Records from a data collection
********************

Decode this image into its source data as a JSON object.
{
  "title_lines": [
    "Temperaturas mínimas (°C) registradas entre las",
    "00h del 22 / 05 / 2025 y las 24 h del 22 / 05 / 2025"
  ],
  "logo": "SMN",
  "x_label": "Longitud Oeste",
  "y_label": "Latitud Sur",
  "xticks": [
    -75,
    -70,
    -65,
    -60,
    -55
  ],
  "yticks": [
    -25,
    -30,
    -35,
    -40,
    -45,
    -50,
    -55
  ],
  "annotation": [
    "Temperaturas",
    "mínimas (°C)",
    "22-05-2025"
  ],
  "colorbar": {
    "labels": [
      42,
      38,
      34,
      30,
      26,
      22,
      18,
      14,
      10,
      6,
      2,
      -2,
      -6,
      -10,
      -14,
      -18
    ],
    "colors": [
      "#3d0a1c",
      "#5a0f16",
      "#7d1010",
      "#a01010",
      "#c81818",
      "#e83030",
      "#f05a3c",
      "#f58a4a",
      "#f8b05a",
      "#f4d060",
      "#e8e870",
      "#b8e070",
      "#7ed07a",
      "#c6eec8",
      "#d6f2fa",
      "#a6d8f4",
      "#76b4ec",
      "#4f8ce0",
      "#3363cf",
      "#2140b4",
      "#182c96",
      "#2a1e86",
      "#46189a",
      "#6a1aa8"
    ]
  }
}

********************

To do
Copy out the full set of records precisely, leaving nothing out.

Written response
Decode this image into its source data as a JSON object.
{
  "title_lines": [
    "Temperaturas mínimas (°C) registradas entre las",
    "00h del 22 / 05 / 2025 y las 24 h del 22 / 05 / 2025"
  ],
  "logo": "SMN",
  "x_label": "Longitud Oeste",
  "y_label": "Latitud Sur",
  "xticks": [
    -75,
    -70,
    -65,
    -60,
    -55
  ],
  "yticks": [
    -25,
    -30,
    -35,
    -40,
    -45,
    -50,
    -55
  ],
  "annotation": [
    "Temperaturas",
    "mínimas (°C)",
    "22-05-2025"
  ],
  "colorbar": {
    "labels": [
      42,
      38,
      34,
      30,
      26,
      22,
      18,
      14,
      10,
      6,
      2,
      -2,
      -6,
      -10,
      -14,
      -18
    ],
    "colors": [
      "#3d0a1c",
      "#5a0f16",
      "#7d1010",
      "#a01010",
      "#c81818",
      "#e83030",
      "#f05a3c",
      "#f58a4a",
      "#f8b05a",
      "#f4d060",
      "#e8e870",
      "#b8e070",
      "#7ed07a",
      "#c6eec8",
      "#d6f2fa",
      "#a6d8f4",
      "#76b4ec",
      "#4f8ce0",
      "#3363cf",
      "#2140b4",
      "#182c96",
      "#2a1e86",
      "#46189a",
      "#6a1aa8"
    ]
  }
}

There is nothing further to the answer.